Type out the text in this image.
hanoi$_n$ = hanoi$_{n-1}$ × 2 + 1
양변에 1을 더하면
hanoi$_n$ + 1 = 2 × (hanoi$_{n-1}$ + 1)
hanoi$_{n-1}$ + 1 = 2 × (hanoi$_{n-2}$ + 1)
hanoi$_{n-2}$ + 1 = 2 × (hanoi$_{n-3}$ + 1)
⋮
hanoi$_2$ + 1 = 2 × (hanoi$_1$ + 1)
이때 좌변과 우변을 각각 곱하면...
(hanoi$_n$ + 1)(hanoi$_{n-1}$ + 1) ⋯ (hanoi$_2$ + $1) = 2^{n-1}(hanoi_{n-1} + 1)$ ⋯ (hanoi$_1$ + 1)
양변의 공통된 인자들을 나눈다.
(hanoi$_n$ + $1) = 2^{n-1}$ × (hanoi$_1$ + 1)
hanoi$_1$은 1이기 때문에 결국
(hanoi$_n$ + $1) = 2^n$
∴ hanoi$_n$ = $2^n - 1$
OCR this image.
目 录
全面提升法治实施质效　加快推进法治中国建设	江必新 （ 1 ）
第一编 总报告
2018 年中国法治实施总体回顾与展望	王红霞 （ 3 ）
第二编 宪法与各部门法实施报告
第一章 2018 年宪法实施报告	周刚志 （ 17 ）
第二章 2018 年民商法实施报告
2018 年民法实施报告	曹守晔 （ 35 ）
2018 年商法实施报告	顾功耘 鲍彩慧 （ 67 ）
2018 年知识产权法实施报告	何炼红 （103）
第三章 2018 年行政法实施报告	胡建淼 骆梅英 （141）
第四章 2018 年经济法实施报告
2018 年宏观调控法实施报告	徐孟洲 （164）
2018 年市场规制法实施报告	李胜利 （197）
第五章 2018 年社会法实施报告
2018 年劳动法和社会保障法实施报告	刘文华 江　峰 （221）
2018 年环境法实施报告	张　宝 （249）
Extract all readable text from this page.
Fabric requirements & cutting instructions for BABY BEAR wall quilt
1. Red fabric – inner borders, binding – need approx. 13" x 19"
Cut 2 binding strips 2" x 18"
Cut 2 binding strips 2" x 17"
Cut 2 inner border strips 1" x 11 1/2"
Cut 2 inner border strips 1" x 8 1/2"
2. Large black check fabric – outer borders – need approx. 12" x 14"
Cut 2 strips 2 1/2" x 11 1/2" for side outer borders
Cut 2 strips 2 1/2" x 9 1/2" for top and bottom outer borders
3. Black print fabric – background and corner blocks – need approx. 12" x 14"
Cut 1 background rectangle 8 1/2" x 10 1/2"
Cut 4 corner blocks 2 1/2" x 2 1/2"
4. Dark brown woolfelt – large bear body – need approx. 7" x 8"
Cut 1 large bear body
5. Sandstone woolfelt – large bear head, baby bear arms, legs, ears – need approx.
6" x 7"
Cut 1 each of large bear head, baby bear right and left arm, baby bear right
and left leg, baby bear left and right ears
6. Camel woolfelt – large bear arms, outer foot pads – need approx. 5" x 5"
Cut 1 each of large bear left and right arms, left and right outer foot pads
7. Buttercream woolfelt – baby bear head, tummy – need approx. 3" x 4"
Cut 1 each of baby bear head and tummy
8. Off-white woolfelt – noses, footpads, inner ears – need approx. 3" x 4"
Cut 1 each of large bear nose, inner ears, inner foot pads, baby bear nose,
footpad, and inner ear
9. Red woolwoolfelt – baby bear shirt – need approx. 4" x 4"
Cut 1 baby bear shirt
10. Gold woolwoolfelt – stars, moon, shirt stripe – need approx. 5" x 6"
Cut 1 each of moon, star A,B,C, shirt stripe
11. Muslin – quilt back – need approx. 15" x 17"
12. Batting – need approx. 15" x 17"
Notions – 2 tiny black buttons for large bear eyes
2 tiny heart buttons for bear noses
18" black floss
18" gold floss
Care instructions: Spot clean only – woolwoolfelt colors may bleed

+-------+

*PROBLEM STATEMENT:* Retype the whole listing above exactly.

*WRITTEN ANSWER:*
Type out the text in this image.
hanoi$_n$ = hanoi$_{n-1}$ × 2 + 1
양변에 1을 더하면
hanoi$_n$ + 1 = 2 × (hanoi$_{n-1}$ + 1)
hanoi$_{n-1}$ + 1 = 2 × (hanoi$_{n-2}$ + 1)
hanoi$_{n-2}$ + 1 = 2 × (hanoi$_{n-3}$ + 1)
⋮
hanoi$_2$ + 1 = 2 × (hanoi$_1$ + 1)
이때 좌변과 우변을 각각 곱하면...
(hanoi$_n$ + 1)(hanoi$_{n-1}$ + 1) ⋯ (hanoi$_2$ + $1) = 2^{n-1}(hanoi_{n-1} + 1)$ ⋯ (hanoi$_1$ + 1)
양변의 공통된 인자들을 나눈다.
(hanoi$_n$ + $1) = 2^{n-1}$ × (hanoi$_1$ + 1)
hanoi$_1$은 1이기 때문에 결국
(hanoi$_n$ + $1) = 2^n$
∴ hanoi$_n$ = $2^n - 1$
OCR this image.
目 录
全面提升法治实施质效　加快推进法治中国建设	江必新 （ 1 ）
第一编 总报告
2018 年中国法治实施总体回顾与展望	王红霞 （ 3 ）
第二编 宪法与各部门法实施报告
第一章 2018 年宪法实施报告	周刚志 （ 17 ）
第二章 2018 年民商法实施报告
2018 年民法实施报告	曹守晔 （ 35 ）
2018 年商法实施报告	顾功耘 鲍彩慧 （ 67 ）
2018 年知识产权法实施报告	何炼红 （103）
第三章 2018 年行政法实施报告	胡建淼 骆梅英 （141）
第四章 2018 年经济法实施报告
2018 年宏观调控法实施报告	徐孟洲 （164）
2018 年市场规制法实施报告	李胜利 （197）
第五章 2018 年社会法实施报告
2018 年劳动法和社会保障法实施报告	刘文华 江　峰 （221）
2018 年环境法实施报告	张　宝 （249）
Extract all readable text from this page.
Fabric requirements & cutting instructions for BABY BEAR wall quilt
1. Red fabric – inner borders, binding – need approx. 13" x 19"
Cut 2 binding strips 2" x 18"
Cut 2 binding strips 2" x 17"
Cut 2 inner border strips 1" x 11 1/2"
Cut 2 inner border strips 1" x 8 1/2"
2. Large black check fabric – outer borders – need approx. 12" x 14"
Cut 2 strips 2 1/2" x 11 1/2" for side outer borders
Cut 2 strips 2 1/2" x 9 1/2" for top and bottom outer borders
3. Black print fabric – background and corner blocks – need approx. 12" x 14"
Cut 1 background rectangle 8 1/2" x 10 1/2"
Cut 4 corner blocks 2 1/2" x 2 1/2"
4. Dark brown woolfelt – large bear body – need approx. 7" x 8"
Cut 1 large bear body
5. Sandstone woolfelt – large bear head, baby bear arms, legs, ears – need approx.
6" x 7"
Cut 1 each of large bear head, baby bear right and left arm, baby bear right
and left leg, baby bear left and right ears
6. Camel woolfelt – large bear arms, outer foot pads – need approx. 5" x 5"
Cut 1 each of large bear left and right arms, left and right outer foot pads
7. Buttercream woolfelt – baby bear head, tummy – need approx. 3" x 4"
Cut 1 each of baby bear head and tummy
8. Off-white woolfelt – noses, footpads, inner ears – need approx. 3" x 4"
Cut 1 each of large bear nose, inner ears, inner foot pads, baby bear nose,
footpad, and inner ear
9. Red woolwoolfelt – baby bear shirt – need approx. 4" x 4"
Cut 1 baby bear shirt
10. Gold woolwoolfelt – stars, moon, shirt stripe – need approx. 5" x 6"
Cut 1 each of moon, star A,B,C, shirt stripe
11. Muslin – quilt back – need approx. 15" x 17"
12. Batting – need approx. 15" x 17"
Notions – 2 tiny black buttons for large bear eyes
2 tiny heart buttons for bear noses
18" black floss
18" gold floss
Care instructions: Spot clean only – woolwoolfelt colors may bleed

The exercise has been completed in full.